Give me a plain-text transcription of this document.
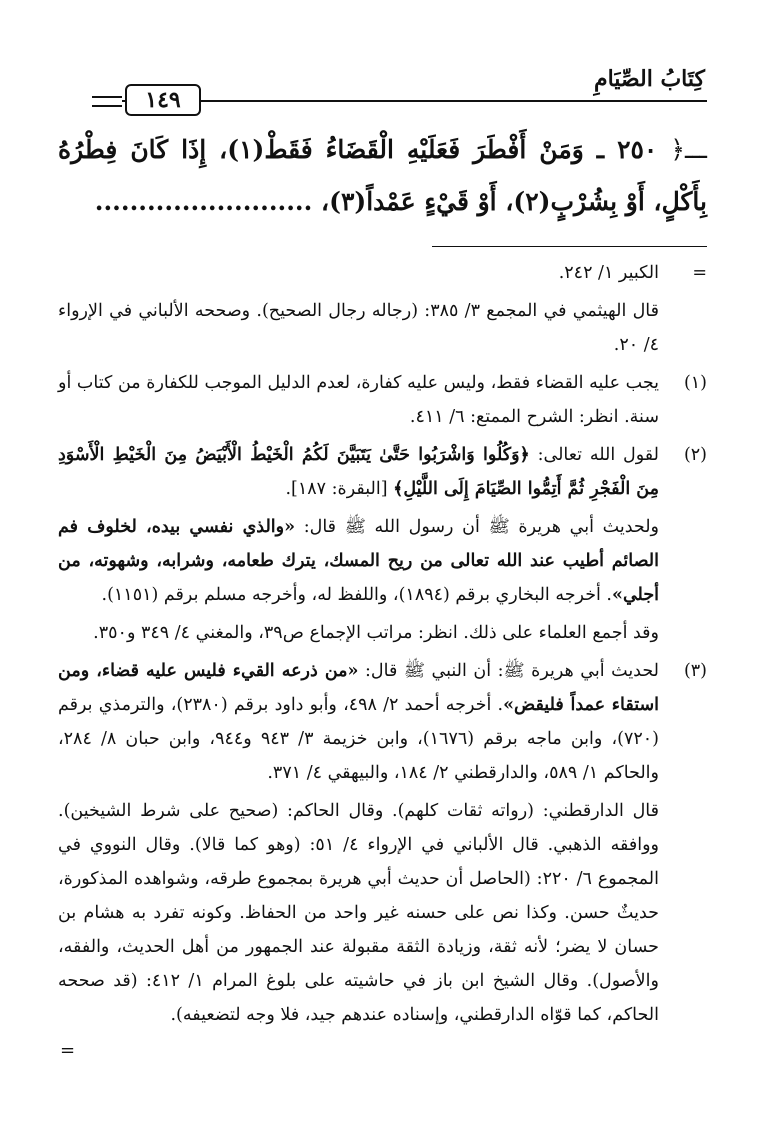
كِتَابُ الصِّيَامِ
١٤٩
ـــ﴿ ٢٥٠ ـ وَمَنْ أَفْطَرَ فَعَلَيْهِ الْقَضَاءُ فَقَطْ(١)، إِذَا كَانَ فِطْرُهُ بِأَكْلٍ، أَوْ بِشُرْبٍ(٢)، أَوْ قَيْءٍ عَمْداً(٣)، .........................
=

الكبير ١/ ٢٤٢.

قال الهيثمي في المجمع ٣/ ٣٨٥: (رجاله رجال الصحيح). وصححه الألباني في الإرواء ٤/ ٢٠.

(١)

يجب عليه القضاء فقط، وليس عليه كفارة، لعدم الدليل الموجب للكفارة من كتاب أو سنة. انظر: الشرح الممتع: ٦/ ٤١١.

(٢)

لقول الله تعالى: ﴿وَكُلُوا وَاشْرَبُوا حَتَّىٰ يَتَبَيَّنَ لَكُمُ الْخَيْطُ الْأَبْيَضُ مِنَ الْخَيْطِ الْأَسْوَدِ مِنَ الْفَجْرِ ثُمَّ أَتِمُّوا الصِّيَامَ إِلَى اللَّيْلِ﴾ [البقرة: ١٨٧].

ولحديث أبي هريرة ﷺ أن رسول الله ﷺ قال: «والذي نفسي بيده، لخلوف فم الصائم أطيب عند الله تعالى من ريح المسك، يترك طعامه، وشرابه، وشهوته، من أجلي». أخرجه البخاري برقم (١٨٩٤)، واللفظ له، وأخرجه مسلم برقم (١١٥١).

وقد أجمع العلماء على ذلك. انظر: مراتب الإجماع ص٣٩، والمغني ٤/ ٣٤٩ و٣٥٠.

(٣)

لحديث أبي هريرة ﷺ: أن النبي ﷺ قال: «من ذرعه القيء فليس عليه قضاء، ومن استقاء عمداً فليقض». أخرجه أحمد ٢/ ٤٩٨، وأبو داود برقم (٢٣٨٠)، والترمذي برقم (٧٢٠)، وابن ماجه برقم (١٦٧٦)، وابن خزيمة ٣/ ٩٤٣ و٩٤٤، وابن حبان ٨/ ٢٨٤، والحاكم ١/ ٥٨٩، والدارقطني ٢/ ١٨٤، والبيهقي ٤/ ٣٧١.

قال الدارقطني: (رواته ثقات كلهم). وقال الحاكم: (صحيح على شرط الشيخين). ووافقه الذهبي. قال الألباني في الإرواء ٤/ ٥١: (وهو كما قالا). وقال النووي في المجموع ٦/ ٢٢٠: (الحاصل أن حديث أبي هريرة بمجموع طرقه، وشواهده المذكورة، حديثٌ حسن. وكذا نص على حسنه غير واحد من الحفاظ. وكونه تفرد به هشام بن حسان لا يضر؛ لأنه ثقة، وزيادة الثقة مقبولة عند الجمهور من أهل الحديث، والفقه، والأصول). وقال الشيخ ابن باز في حاشيته على بلوغ المرام ١/ ٤١٢: (قد صححه الحاكم، كما قوّاه الدارقطني، وإسناده عندهم جيد، فلا وجه لتضعيفه).

=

____________

How many of the listing's lines contain "انظر"? Respond with a single number and nothing else.

2